Required work: Select the lines below containing the word "apartment".

Data excerpts:
● ● ● ● ● ● ●
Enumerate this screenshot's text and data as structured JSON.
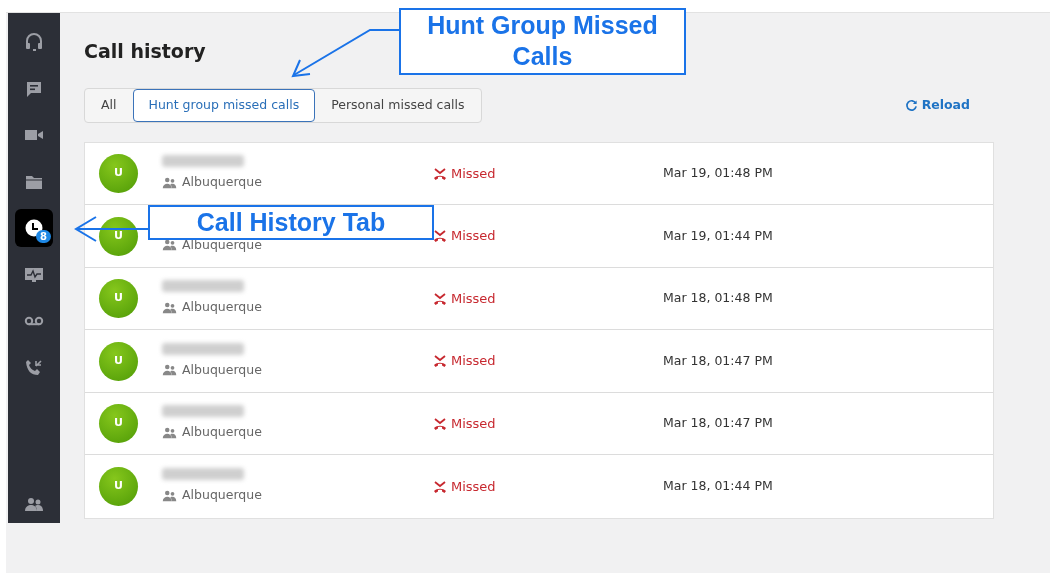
{
  "sidebar": {
    "items": [
      {
        "selected": false
      },
      {
        "selected": false
      },
      {
        "selected": false
      },
      {
        "selected": false
      },
      {
        "selected": true,
        "badge": "8"
      },
      {
        "selected": false
      },
      {
        "selected": false
      },
      {
        "selected": false
      }
    ],
    "bottom_items": [
      {
        "selected": false
      }
    ]
  },
  "page_title": "Call history",
  "tabs": [
    {
      "label": "All",
      "selected": false
    },
    {
      "label": "Hunt group missed calls",
      "selected": true
    },
    {
      "label": "Personal missed calls",
      "selected": false
    }
  ],
  "reload_button": "Reload",
  "calls": [
    {
      "avatar": "U",
      "number_hidden": true,
      "location": "Albuquerque",
      "status": "Missed",
      "time": "Mar 19, 01:48 PM"
    },
    {
      "avatar": "U",
      "location": "Albuquerque",
      "status": "Missed",
      "time": "Mar 19, 01:44 PM"
    },
    {
      "avatar": "U",
      "number_hidden": true,
      "location": "Albuquerque",
      "status": "Missed",
      "time": "Mar 18, 01:48 PM"
    },
    {
      "avatar": "U",
      "number_hidden": true,
      "location": "Albuquerque",
      "status": "Missed",
      "time": "Mar 18, 01:47 PM"
    },
    {
      "avatar": "U",
      "number_hidden": true,
      "location": "Albuquerque",
      "status": "Missed",
      "time": "Mar 18, 01:47 PM"
    },
    {
      "avatar": "U",
      "number_hidden": true,
      "location": "Albuquerque",
      "status": "Missed",
      "time": "Mar 18, 01:44 PM"
    }
  ],
  "annotations": [
    {
      "text": "Hunt Group Missed Calls"
    },
    {
      "text": "Call History Tab"
    }
  ]
}
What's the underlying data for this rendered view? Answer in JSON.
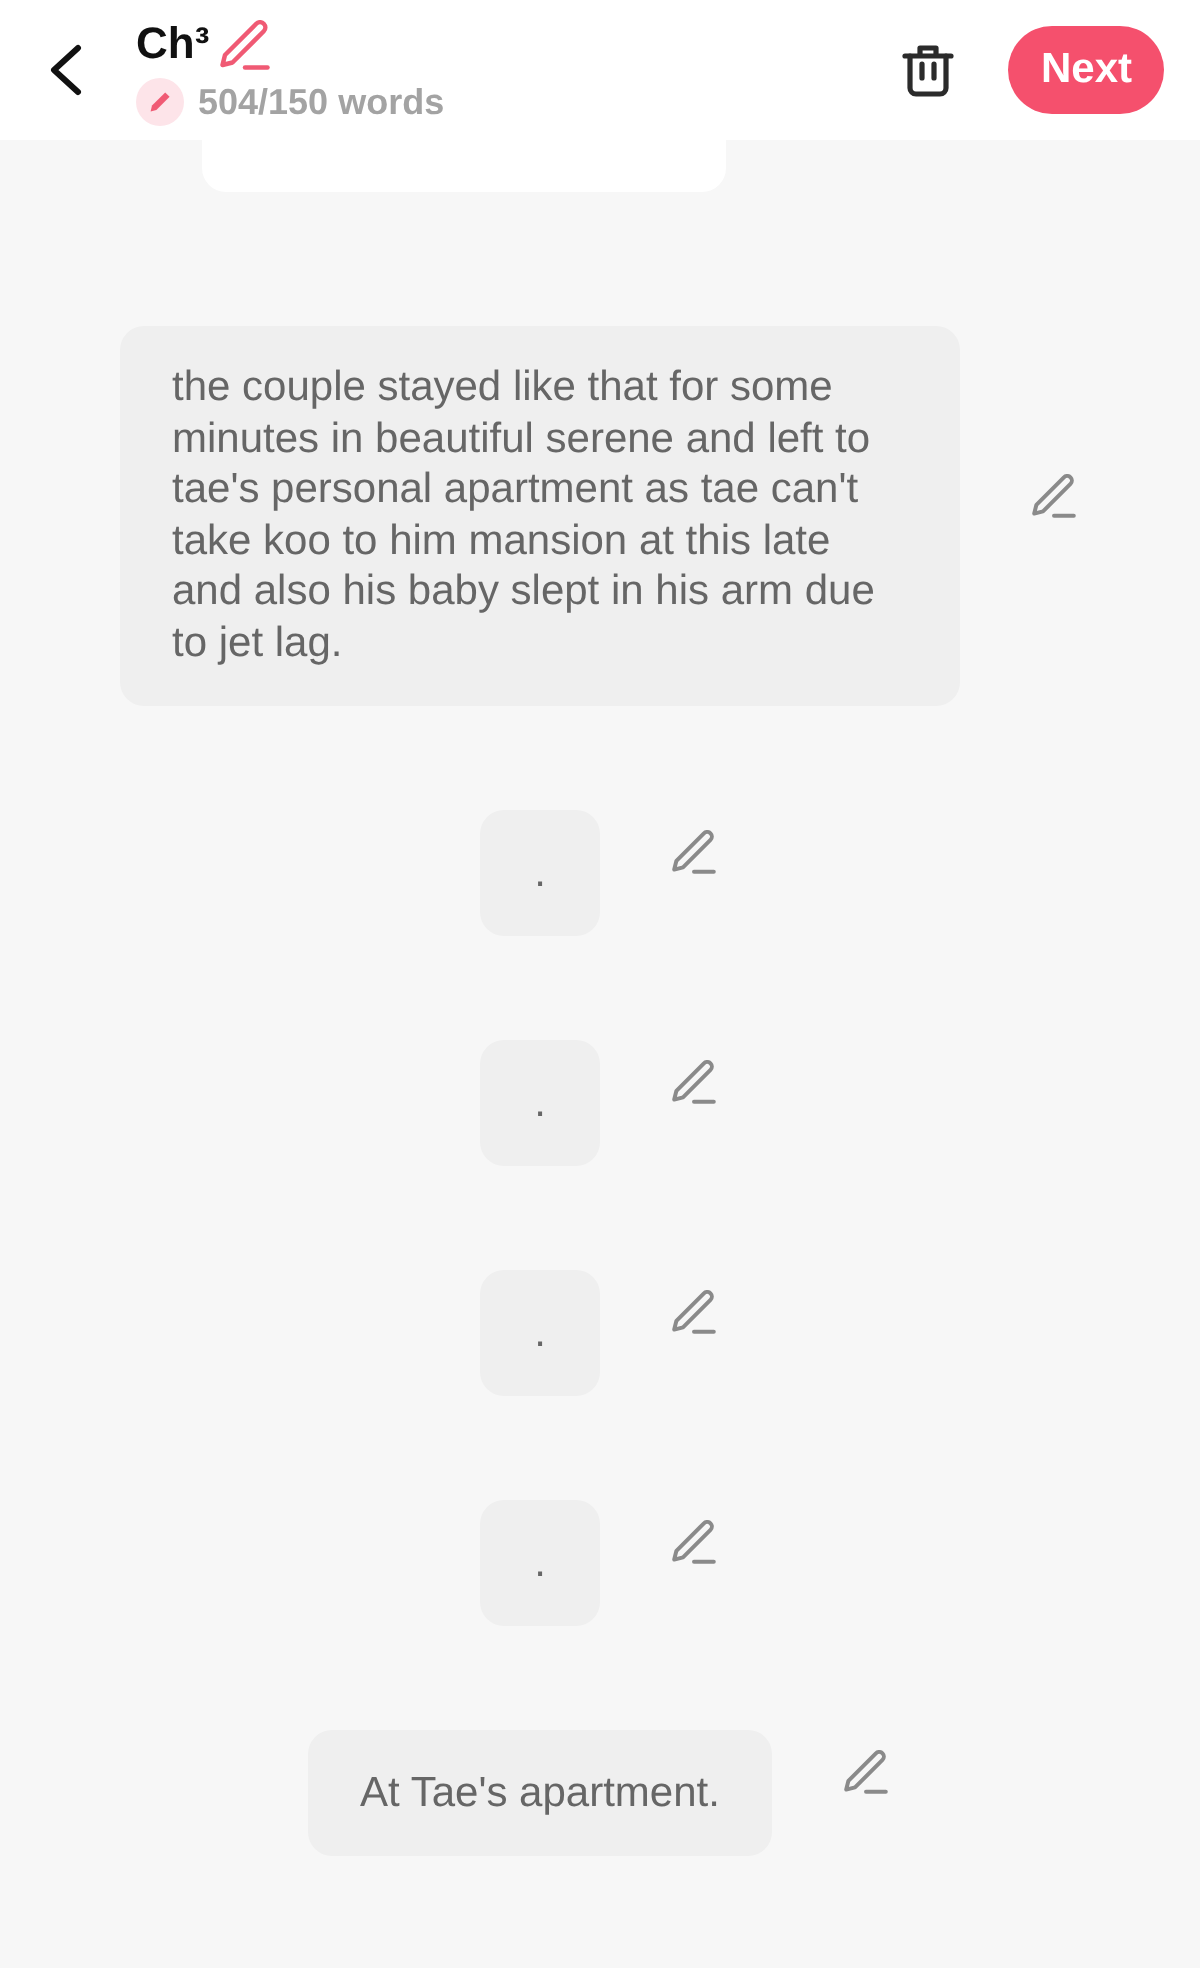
{
  "header": {
    "title": "Ch³",
    "word_count": "504/150 words",
    "next_button": "Next"
  },
  "blocks": [
    {
      "selected": true
    },
    {
      "text": "the couple stayed like that for some minutes in beautiful serene and left to tae's personal apartment as tae can't take koo to him mansion at this late and also his baby slept in his arm due to jet lag.",
      "selected": false
    },
    {
      "text": ".",
      "selected": false
    },
    {
      "text": ".",
      "selected": false
    },
    {
      "text": ".",
      "selected": false
    },
    {
      "text": ".",
      "selected": false
    },
    {
      "text": "At Tae's apartment.",
      "selected": false
    }
  ]
}
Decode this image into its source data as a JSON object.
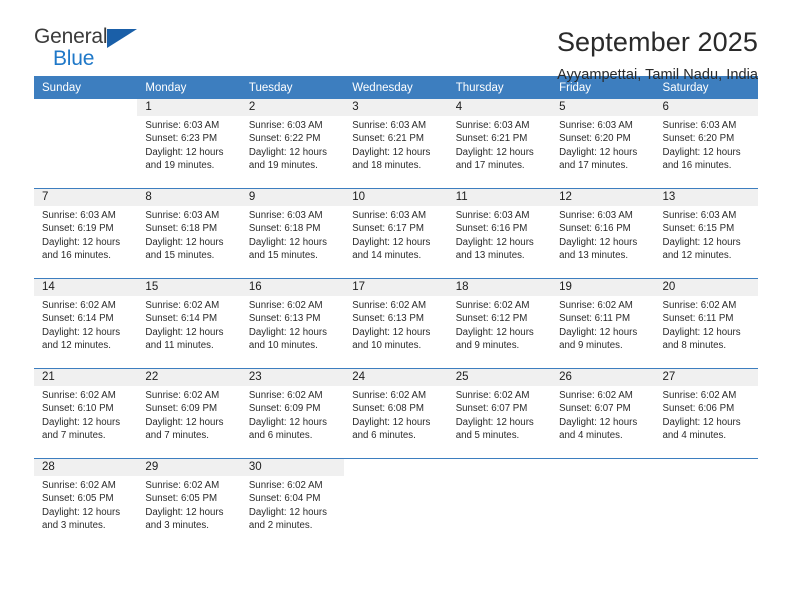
{
  "brand": {
    "name_part1": "General",
    "name_part2": "Blue",
    "triangle_color": "#1a5fa8",
    "blue_color": "#1f78c8"
  },
  "header": {
    "title": "September 2025",
    "subtitle": "Ayyampettai, Tamil Nadu, India"
  },
  "theme": {
    "header_blue": "#3d7ebf",
    "day_band_gray": "#f0f0f0",
    "text_color": "#2b2b2b"
  },
  "weekdays": [
    "Sunday",
    "Monday",
    "Tuesday",
    "Wednesday",
    "Thursday",
    "Friday",
    "Saturday"
  ],
  "weeks": [
    [
      {
        "day": "",
        "sunrise": "",
        "sunset": "",
        "daylight1": "",
        "daylight2": ""
      },
      {
        "day": "1",
        "sunrise": "Sunrise: 6:03 AM",
        "sunset": "Sunset: 6:23 PM",
        "daylight1": "Daylight: 12 hours",
        "daylight2": "and 19 minutes."
      },
      {
        "day": "2",
        "sunrise": "Sunrise: 6:03 AM",
        "sunset": "Sunset: 6:22 PM",
        "daylight1": "Daylight: 12 hours",
        "daylight2": "and 19 minutes."
      },
      {
        "day": "3",
        "sunrise": "Sunrise: 6:03 AM",
        "sunset": "Sunset: 6:21 PM",
        "daylight1": "Daylight: 12 hours",
        "daylight2": "and 18 minutes."
      },
      {
        "day": "4",
        "sunrise": "Sunrise: 6:03 AM",
        "sunset": "Sunset: 6:21 PM",
        "daylight1": "Daylight: 12 hours",
        "daylight2": "and 17 minutes."
      },
      {
        "day": "5",
        "sunrise": "Sunrise: 6:03 AM",
        "sunset": "Sunset: 6:20 PM",
        "daylight1": "Daylight: 12 hours",
        "daylight2": "and 17 minutes."
      },
      {
        "day": "6",
        "sunrise": "Sunrise: 6:03 AM",
        "sunset": "Sunset: 6:20 PM",
        "daylight1": "Daylight: 12 hours",
        "daylight2": "and 16 minutes."
      }
    ],
    [
      {
        "day": "7",
        "sunrise": "Sunrise: 6:03 AM",
        "sunset": "Sunset: 6:19 PM",
        "daylight1": "Daylight: 12 hours",
        "daylight2": "and 16 minutes."
      },
      {
        "day": "8",
        "sunrise": "Sunrise: 6:03 AM",
        "sunset": "Sunset: 6:18 PM",
        "daylight1": "Daylight: 12 hours",
        "daylight2": "and 15 minutes."
      },
      {
        "day": "9",
        "sunrise": "Sunrise: 6:03 AM",
        "sunset": "Sunset: 6:18 PM",
        "daylight1": "Daylight: 12 hours",
        "daylight2": "and 15 minutes."
      },
      {
        "day": "10",
        "sunrise": "Sunrise: 6:03 AM",
        "sunset": "Sunset: 6:17 PM",
        "daylight1": "Daylight: 12 hours",
        "daylight2": "and 14 minutes."
      },
      {
        "day": "11",
        "sunrise": "Sunrise: 6:03 AM",
        "sunset": "Sunset: 6:16 PM",
        "daylight1": "Daylight: 12 hours",
        "daylight2": "and 13 minutes."
      },
      {
        "day": "12",
        "sunrise": "Sunrise: 6:03 AM",
        "sunset": "Sunset: 6:16 PM",
        "daylight1": "Daylight: 12 hours",
        "daylight2": "and 13 minutes."
      },
      {
        "day": "13",
        "sunrise": "Sunrise: 6:03 AM",
        "sunset": "Sunset: 6:15 PM",
        "daylight1": "Daylight: 12 hours",
        "daylight2": "and 12 minutes."
      }
    ],
    [
      {
        "day": "14",
        "sunrise": "Sunrise: 6:02 AM",
        "sunset": "Sunset: 6:14 PM",
        "daylight1": "Daylight: 12 hours",
        "daylight2": "and 12 minutes."
      },
      {
        "day": "15",
        "sunrise": "Sunrise: 6:02 AM",
        "sunset": "Sunset: 6:14 PM",
        "daylight1": "Daylight: 12 hours",
        "daylight2": "and 11 minutes."
      },
      {
        "day": "16",
        "sunrise": "Sunrise: 6:02 AM",
        "sunset": "Sunset: 6:13 PM",
        "daylight1": "Daylight: 12 hours",
        "daylight2": "and 10 minutes."
      },
      {
        "day": "17",
        "sunrise": "Sunrise: 6:02 AM",
        "sunset": "Sunset: 6:13 PM",
        "daylight1": "Daylight: 12 hours",
        "daylight2": "and 10 minutes."
      },
      {
        "day": "18",
        "sunrise": "Sunrise: 6:02 AM",
        "sunset": "Sunset: 6:12 PM",
        "daylight1": "Daylight: 12 hours",
        "daylight2": "and 9 minutes."
      },
      {
        "day": "19",
        "sunrise": "Sunrise: 6:02 AM",
        "sunset": "Sunset: 6:11 PM",
        "daylight1": "Daylight: 12 hours",
        "daylight2": "and 9 minutes."
      },
      {
        "day": "20",
        "sunrise": "Sunrise: 6:02 AM",
        "sunset": "Sunset: 6:11 PM",
        "daylight1": "Daylight: 12 hours",
        "daylight2": "and 8 minutes."
      }
    ],
    [
      {
        "day": "21",
        "sunrise": "Sunrise: 6:02 AM",
        "sunset": "Sunset: 6:10 PM",
        "daylight1": "Daylight: 12 hours",
        "daylight2": "and 7 minutes."
      },
      {
        "day": "22",
        "sunrise": "Sunrise: 6:02 AM",
        "sunset": "Sunset: 6:09 PM",
        "daylight1": "Daylight: 12 hours",
        "daylight2": "and 7 minutes."
      },
      {
        "day": "23",
        "sunrise": "Sunrise: 6:02 AM",
        "sunset": "Sunset: 6:09 PM",
        "daylight1": "Daylight: 12 hours",
        "daylight2": "and 6 minutes."
      },
      {
        "day": "24",
        "sunrise": "Sunrise: 6:02 AM",
        "sunset": "Sunset: 6:08 PM",
        "daylight1": "Daylight: 12 hours",
        "daylight2": "and 6 minutes."
      },
      {
        "day": "25",
        "sunrise": "Sunrise: 6:02 AM",
        "sunset": "Sunset: 6:07 PM",
        "daylight1": "Daylight: 12 hours",
        "daylight2": "and 5 minutes."
      },
      {
        "day": "26",
        "sunrise": "Sunrise: 6:02 AM",
        "sunset": "Sunset: 6:07 PM",
        "daylight1": "Daylight: 12 hours",
        "daylight2": "and 4 minutes."
      },
      {
        "day": "27",
        "sunrise": "Sunrise: 6:02 AM",
        "sunset": "Sunset: 6:06 PM",
        "daylight1": "Daylight: 12 hours",
        "daylight2": "and 4 minutes."
      }
    ],
    [
      {
        "day": "28",
        "sunrise": "Sunrise: 6:02 AM",
        "sunset": "Sunset: 6:05 PM",
        "daylight1": "Daylight: 12 hours",
        "daylight2": "and 3 minutes."
      },
      {
        "day": "29",
        "sunrise": "Sunrise: 6:02 AM",
        "sunset": "Sunset: 6:05 PM",
        "daylight1": "Daylight: 12 hours",
        "daylight2": "and 3 minutes."
      },
      {
        "day": "30",
        "sunrise": "Sunrise: 6:02 AM",
        "sunset": "Sunset: 6:04 PM",
        "daylight1": "Daylight: 12 hours",
        "daylight2": "and 2 minutes."
      },
      {
        "day": "",
        "sunrise": "",
        "sunset": "",
        "daylight1": "",
        "daylight2": ""
      },
      {
        "day": "",
        "sunrise": "",
        "sunset": "",
        "daylight1": "",
        "daylight2": ""
      },
      {
        "day": "",
        "sunrise": "",
        "sunset": "",
        "daylight1": "",
        "daylight2": ""
      },
      {
        "day": "",
        "sunrise": "",
        "sunset": "",
        "daylight1": "",
        "daylight2": ""
      }
    ]
  ]
}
● ● ● ● ● ● ●
Response below:
      "text": "the couple stayed like that for some minutes in beautiful serene and left to tae's personal apartment as tae can't take koo to him mansion at this late and also his baby slept in his arm due to jet lag.",
      "text": "At Tae's apartment.",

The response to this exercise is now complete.